(Entries from a dataset)
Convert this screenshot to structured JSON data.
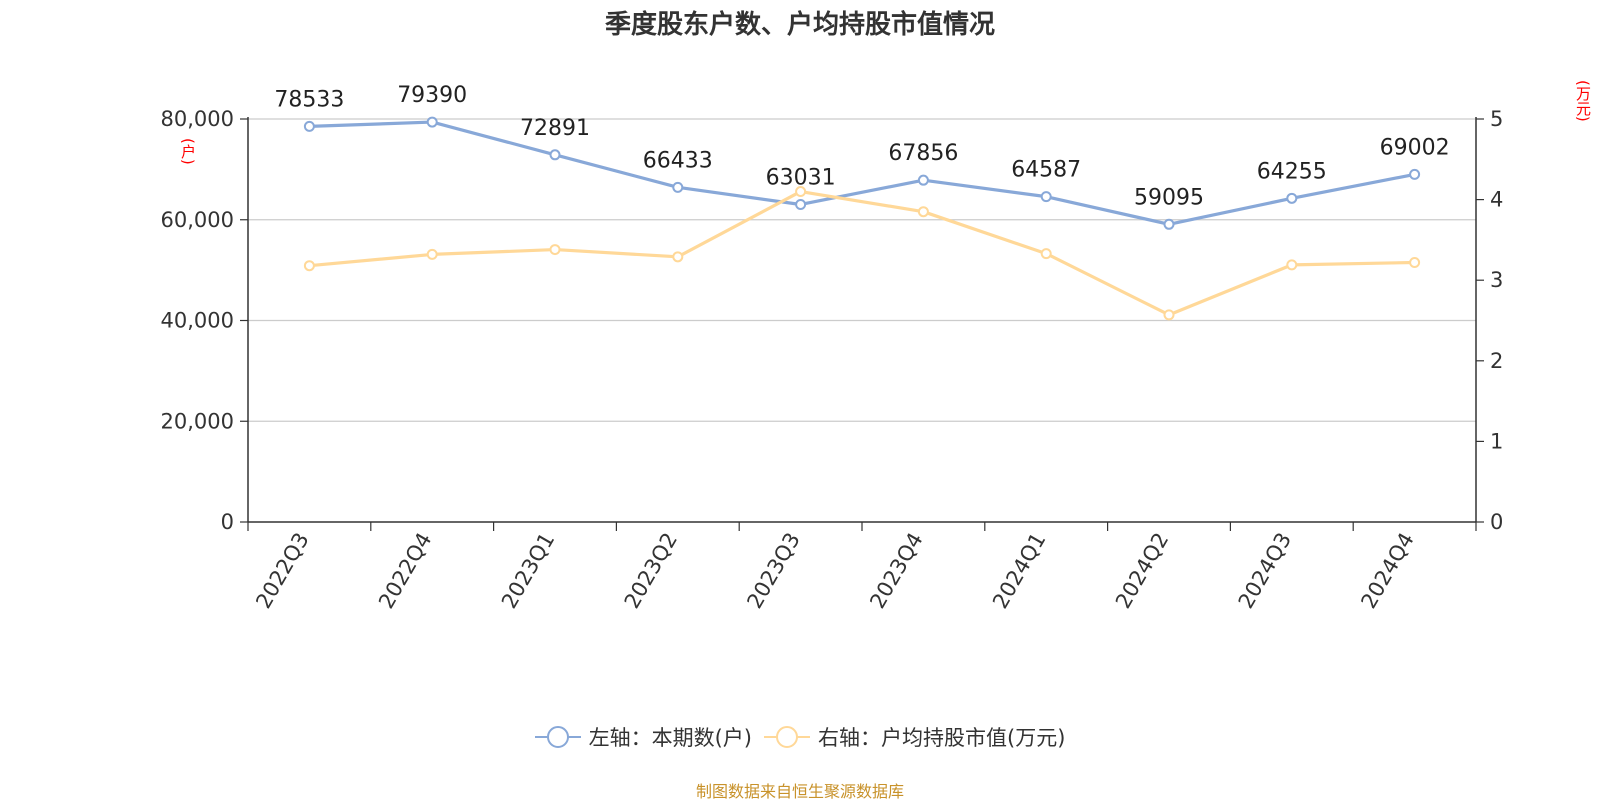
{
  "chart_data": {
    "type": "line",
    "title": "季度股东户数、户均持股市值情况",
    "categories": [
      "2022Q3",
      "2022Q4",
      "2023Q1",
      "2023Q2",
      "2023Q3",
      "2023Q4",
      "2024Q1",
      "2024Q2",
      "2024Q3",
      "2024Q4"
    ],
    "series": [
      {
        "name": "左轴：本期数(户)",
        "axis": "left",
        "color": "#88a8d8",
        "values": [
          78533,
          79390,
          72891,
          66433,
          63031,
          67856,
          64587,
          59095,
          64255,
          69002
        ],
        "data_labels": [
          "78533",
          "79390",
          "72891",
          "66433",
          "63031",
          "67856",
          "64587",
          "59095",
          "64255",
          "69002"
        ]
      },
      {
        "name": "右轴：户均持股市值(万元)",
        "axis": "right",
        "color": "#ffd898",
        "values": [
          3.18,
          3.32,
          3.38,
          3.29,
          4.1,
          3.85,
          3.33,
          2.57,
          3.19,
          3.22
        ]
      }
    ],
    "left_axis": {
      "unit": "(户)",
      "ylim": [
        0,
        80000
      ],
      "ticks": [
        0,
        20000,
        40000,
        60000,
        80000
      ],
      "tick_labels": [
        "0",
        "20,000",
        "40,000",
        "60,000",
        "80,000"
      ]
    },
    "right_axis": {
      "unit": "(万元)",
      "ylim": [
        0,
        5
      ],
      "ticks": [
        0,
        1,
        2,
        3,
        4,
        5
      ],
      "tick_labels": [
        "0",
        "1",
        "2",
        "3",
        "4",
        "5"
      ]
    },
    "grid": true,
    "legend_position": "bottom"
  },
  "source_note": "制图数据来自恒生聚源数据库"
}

[WRITTEN PROBLEM]
Make a verbatim copy of all the entries and strip out the pictures.

[WRITTEN ANSWER]
Convert this screenshot to structured JSON data.
{
  "chart_data": {
    "type": "line",
    "title": "季度股东户数、户均持股市值情况",
    "categories": [
      "2022Q3",
      "2022Q4",
      "2023Q1",
      "2023Q2",
      "2023Q3",
      "2023Q4",
      "2024Q1",
      "2024Q2",
      "2024Q3",
      "2024Q4"
    ],
    "series": [
      {
        "name": "左轴：本期数(户)",
        "axis": "left",
        "color": "#88a8d8",
        "values": [
          78533,
          79390,
          72891,
          66433,
          63031,
          67856,
          64587,
          59095,
          64255,
          69002
        ],
        "data_labels": [
          "78533",
          "79390",
          "72891",
          "66433",
          "63031",
          "67856",
          "64587",
          "59095",
          "64255",
          "69002"
        ]
      },
      {
        "name": "右轴：户均持股市值(万元)",
        "axis": "right",
        "color": "#ffd898",
        "values": [
          3.18,
          3.32,
          3.38,
          3.29,
          4.1,
          3.85,
          3.33,
          2.57,
          3.19,
          3.22
        ]
      }
    ],
    "left_axis": {
      "unit": "(户)",
      "ylim": [
        0,
        80000
      ],
      "ticks": [
        0,
        20000,
        40000,
        60000,
        80000
      ],
      "tick_labels": [
        "0",
        "20,000",
        "40,000",
        "60,000",
        "80,000"
      ]
    },
    "right_axis": {
      "unit": "(万元)",
      "ylim": [
        0,
        5
      ],
      "ticks": [
        0,
        1,
        2,
        3,
        4,
        5
      ],
      "tick_labels": [
        "0",
        "1",
        "2",
        "3",
        "4",
        "5"
      ]
    },
    "grid": true,
    "legend_position": "bottom"
  },
  "source_note": "制图数据来自恒生聚源数据库"
}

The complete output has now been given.